Challenge: Gather every line below where "Base" appears.

Available records:
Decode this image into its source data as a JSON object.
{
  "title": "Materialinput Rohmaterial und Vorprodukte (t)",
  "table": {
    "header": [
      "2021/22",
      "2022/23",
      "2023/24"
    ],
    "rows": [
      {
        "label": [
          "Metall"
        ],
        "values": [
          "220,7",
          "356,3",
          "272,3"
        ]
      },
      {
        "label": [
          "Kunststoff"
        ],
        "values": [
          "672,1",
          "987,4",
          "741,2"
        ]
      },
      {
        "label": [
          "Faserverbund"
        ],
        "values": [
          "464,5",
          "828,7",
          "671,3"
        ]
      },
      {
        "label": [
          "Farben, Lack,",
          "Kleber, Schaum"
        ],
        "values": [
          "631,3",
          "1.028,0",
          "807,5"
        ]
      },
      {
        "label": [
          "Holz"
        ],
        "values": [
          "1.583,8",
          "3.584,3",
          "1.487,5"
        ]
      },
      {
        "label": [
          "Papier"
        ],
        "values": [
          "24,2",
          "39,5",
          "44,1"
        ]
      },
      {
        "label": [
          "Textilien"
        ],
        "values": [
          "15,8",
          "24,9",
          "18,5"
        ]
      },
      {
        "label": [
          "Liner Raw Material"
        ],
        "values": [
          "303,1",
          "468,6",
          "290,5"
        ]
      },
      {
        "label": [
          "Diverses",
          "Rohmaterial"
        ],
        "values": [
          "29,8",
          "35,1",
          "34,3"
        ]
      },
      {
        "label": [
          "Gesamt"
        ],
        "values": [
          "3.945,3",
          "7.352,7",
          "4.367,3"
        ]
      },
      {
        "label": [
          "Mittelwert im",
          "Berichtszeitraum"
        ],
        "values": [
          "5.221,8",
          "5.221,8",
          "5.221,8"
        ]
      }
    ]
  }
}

* * *

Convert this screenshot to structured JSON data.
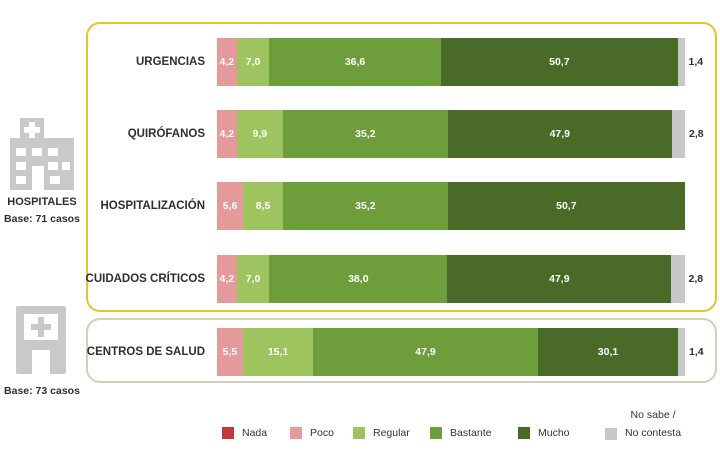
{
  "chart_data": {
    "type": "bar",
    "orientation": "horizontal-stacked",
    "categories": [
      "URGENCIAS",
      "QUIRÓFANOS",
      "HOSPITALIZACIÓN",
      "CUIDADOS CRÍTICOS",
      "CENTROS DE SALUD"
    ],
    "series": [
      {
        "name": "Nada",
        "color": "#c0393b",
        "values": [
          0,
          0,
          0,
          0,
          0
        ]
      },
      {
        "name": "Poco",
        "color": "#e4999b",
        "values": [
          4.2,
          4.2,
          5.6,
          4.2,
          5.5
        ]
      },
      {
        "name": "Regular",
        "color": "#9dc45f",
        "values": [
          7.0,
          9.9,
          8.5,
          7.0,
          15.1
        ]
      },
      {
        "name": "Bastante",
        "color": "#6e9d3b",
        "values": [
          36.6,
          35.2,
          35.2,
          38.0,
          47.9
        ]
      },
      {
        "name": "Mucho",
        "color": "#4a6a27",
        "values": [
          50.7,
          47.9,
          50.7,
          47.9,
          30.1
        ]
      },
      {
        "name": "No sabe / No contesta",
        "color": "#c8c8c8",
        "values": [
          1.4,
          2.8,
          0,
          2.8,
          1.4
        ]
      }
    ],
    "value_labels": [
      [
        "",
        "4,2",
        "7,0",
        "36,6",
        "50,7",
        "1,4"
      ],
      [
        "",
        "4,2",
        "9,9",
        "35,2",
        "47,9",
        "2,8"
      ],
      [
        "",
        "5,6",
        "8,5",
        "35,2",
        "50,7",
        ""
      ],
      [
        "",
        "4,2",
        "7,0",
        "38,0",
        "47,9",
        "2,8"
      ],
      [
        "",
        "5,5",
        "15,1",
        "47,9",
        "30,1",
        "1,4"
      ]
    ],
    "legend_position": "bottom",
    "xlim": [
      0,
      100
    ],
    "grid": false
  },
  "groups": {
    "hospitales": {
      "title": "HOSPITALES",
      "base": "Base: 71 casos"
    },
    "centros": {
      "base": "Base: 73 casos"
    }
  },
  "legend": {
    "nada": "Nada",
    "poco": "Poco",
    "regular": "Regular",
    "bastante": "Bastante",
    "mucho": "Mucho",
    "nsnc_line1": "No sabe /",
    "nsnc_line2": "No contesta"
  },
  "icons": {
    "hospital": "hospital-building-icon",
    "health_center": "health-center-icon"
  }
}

Reply:
      "base": "Base: 71 casos"
      "base": "Base: 73 casos"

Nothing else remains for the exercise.